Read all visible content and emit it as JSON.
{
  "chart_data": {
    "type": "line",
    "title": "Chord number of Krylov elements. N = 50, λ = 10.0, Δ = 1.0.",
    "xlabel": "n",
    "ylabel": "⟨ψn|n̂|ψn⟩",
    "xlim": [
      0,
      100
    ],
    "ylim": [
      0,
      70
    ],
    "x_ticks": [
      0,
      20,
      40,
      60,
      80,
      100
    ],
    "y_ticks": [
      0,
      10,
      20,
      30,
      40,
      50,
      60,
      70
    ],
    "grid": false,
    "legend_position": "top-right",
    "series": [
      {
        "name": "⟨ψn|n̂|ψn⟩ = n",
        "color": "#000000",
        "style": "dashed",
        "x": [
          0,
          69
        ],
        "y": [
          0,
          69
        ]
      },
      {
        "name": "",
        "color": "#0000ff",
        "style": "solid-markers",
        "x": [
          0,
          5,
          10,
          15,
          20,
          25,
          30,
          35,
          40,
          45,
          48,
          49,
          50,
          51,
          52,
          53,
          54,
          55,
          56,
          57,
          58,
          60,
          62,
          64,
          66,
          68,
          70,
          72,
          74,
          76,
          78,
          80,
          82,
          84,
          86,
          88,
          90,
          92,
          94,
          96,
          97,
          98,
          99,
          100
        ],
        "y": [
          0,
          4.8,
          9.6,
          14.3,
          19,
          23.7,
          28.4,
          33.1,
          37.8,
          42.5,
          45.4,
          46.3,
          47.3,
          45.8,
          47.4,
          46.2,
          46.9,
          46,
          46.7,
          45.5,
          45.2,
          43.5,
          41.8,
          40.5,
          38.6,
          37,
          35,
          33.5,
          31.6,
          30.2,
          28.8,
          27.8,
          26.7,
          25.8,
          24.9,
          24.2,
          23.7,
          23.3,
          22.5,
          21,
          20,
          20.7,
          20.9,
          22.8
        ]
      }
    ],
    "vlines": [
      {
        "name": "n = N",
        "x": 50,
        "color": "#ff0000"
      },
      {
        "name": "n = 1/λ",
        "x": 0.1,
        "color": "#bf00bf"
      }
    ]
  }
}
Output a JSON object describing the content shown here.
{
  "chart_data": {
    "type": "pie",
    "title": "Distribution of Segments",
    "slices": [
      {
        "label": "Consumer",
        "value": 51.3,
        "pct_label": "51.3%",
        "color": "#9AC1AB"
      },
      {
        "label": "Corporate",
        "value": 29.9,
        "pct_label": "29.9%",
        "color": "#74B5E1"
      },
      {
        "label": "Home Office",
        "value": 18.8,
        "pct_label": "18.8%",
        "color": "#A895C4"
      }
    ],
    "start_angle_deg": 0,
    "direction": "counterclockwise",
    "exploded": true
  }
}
________________________
Directions for this task>
Tally the lines of the records holding the word "title", then give only the resulting number.

Task response>
2